## Instructions for the task:
Below are some records. Say how many of their lines include the string "teploty", giving only the number.

## Entries:
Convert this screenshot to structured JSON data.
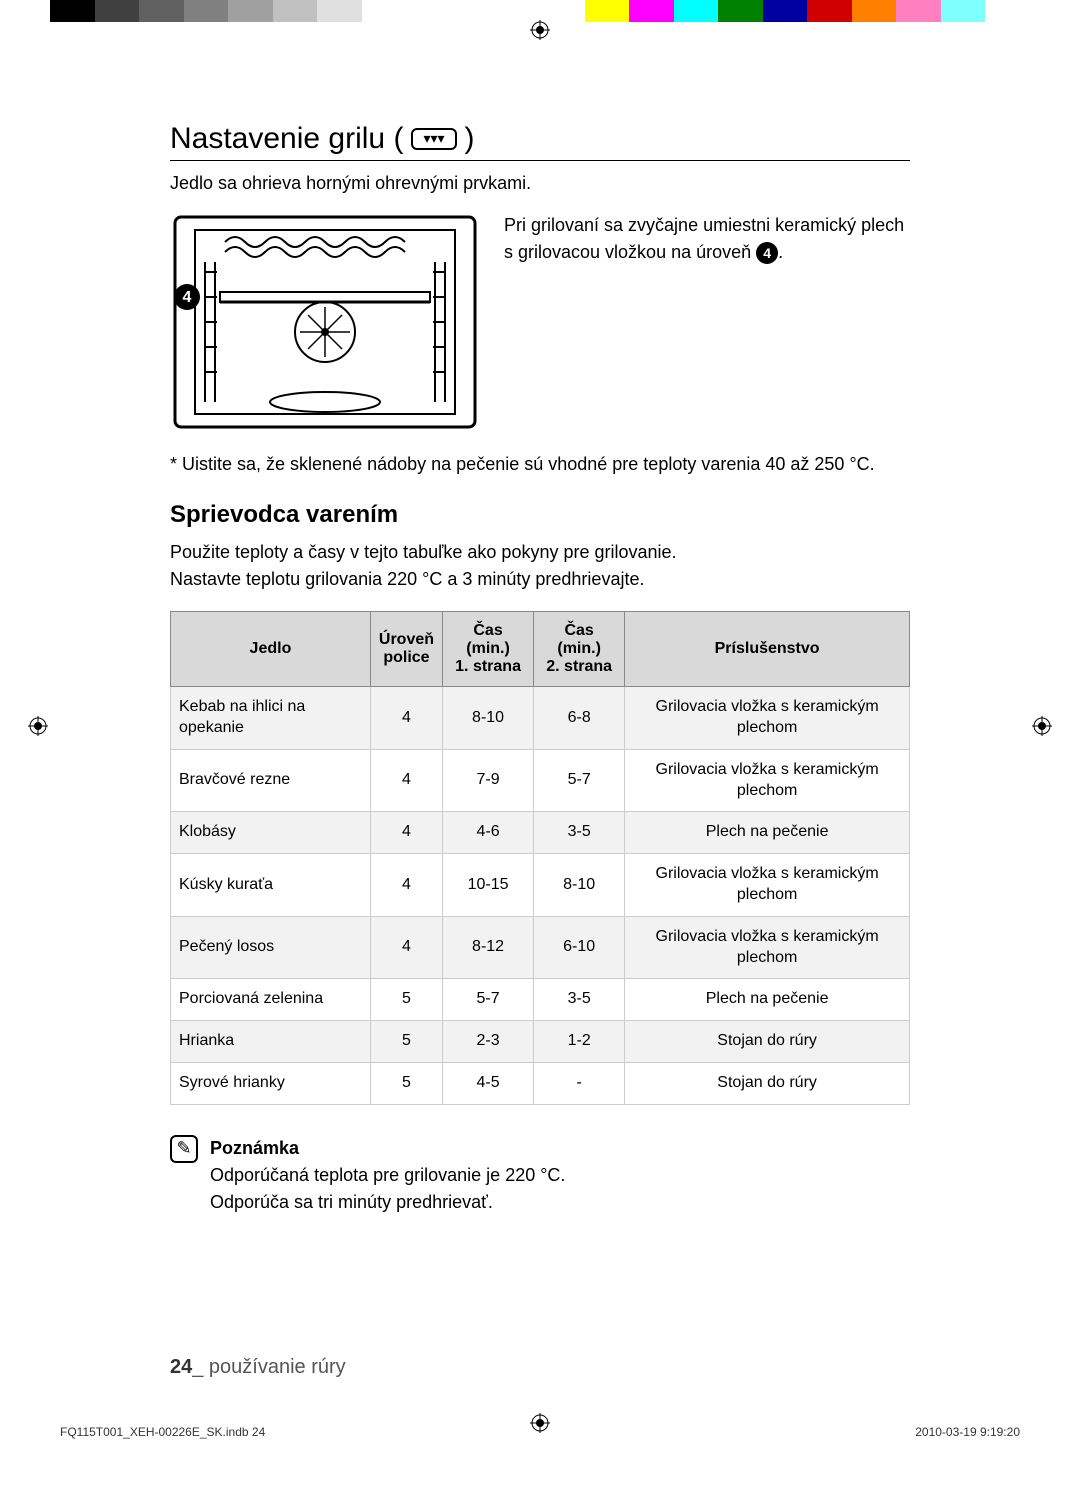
{
  "colorBar": [
    "#000000",
    "#404040",
    "#606060",
    "#808080",
    "#a0a0a0",
    "#c0c0c0",
    "#e0e0e0",
    "#ffffff",
    "#ffffff",
    "#ffffff",
    "#ffffff",
    "#ffffff",
    "#ffff00",
    "#ff00ff",
    "#00ffff",
    "#008000",
    "#0000a0",
    "#d00000",
    "#ff8000",
    "#ff80c0",
    "#80ffff",
    "#ffffff"
  ],
  "title": "Nastavenie grilu (",
  "titleClose": ")",
  "grillIconGlyph": "▾▾▾",
  "intro": "Jedlo sa ohrieva hornými ohrevnými prvkami.",
  "figureCaptionBefore": "Pri grilovaní sa zvyčajne umiestni keramický plech s grilovacou vložkou na úroveň ",
  "figureLevel": "4",
  "figureCaptionAfter": ".",
  "footnote": "* Uistite sa, že sklenené nádoby na pečenie sú vhodné pre teploty varenia 40 až 250 °C.",
  "subheading": "Sprievodca varením",
  "guideIntro": "Použite teploty a časy v tejto tabuľke ako pokyny pre grilovanie.\nNastavte teplotu grilovania 220 °C a 3 minúty predhrievajte.",
  "table": {
    "headers": [
      "Jedlo",
      "Úroveň police",
      "Čas (min.) 1. strana",
      "Čas (min.) 2. strana",
      "Príslušenstvo"
    ],
    "rows": [
      [
        "Kebab na ihlici na opekanie",
        "4",
        "8-10",
        "6-8",
        "Grilovacia vložka s keramickým plechom"
      ],
      [
        "Bravčové rezne",
        "4",
        "7-9",
        "5-7",
        "Grilovacia vložka s keramickým plechom"
      ],
      [
        "Klobásy",
        "4",
        "4-6",
        "3-5",
        "Plech na pečenie"
      ],
      [
        "Kúsky kuraťa",
        "4",
        "10-15",
        "8-10",
        "Grilovacia vložka s keramickým plechom"
      ],
      [
        "Pečený losos",
        "4",
        "8-12",
        "6-10",
        "Grilovacia vložka s keramickým plechom"
      ],
      [
        "Porciovaná zelenina",
        "5",
        "5-7",
        "3-5",
        "Plech na pečenie"
      ],
      [
        "Hrianka",
        "5",
        "2-3",
        "1-2",
        "Stojan do rúry"
      ],
      [
        "Syrové hrianky",
        "5",
        "4-5",
        "-",
        "Stojan do rúry"
      ]
    ]
  },
  "noteTitle": "Poznámka",
  "noteBody": "Odporúčaná teplota pre grilovanie je 220 °C.\nOdporúča sa tri minúty predhrievať.",
  "pageNumber": "24",
  "pageFooterText": "_ používanie rúry",
  "docFile": "FQ115T001_XEH-00226E_SK.indb   24",
  "docDate": "2010-03-19   9:19:20"
}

## Solution for this exercise:
2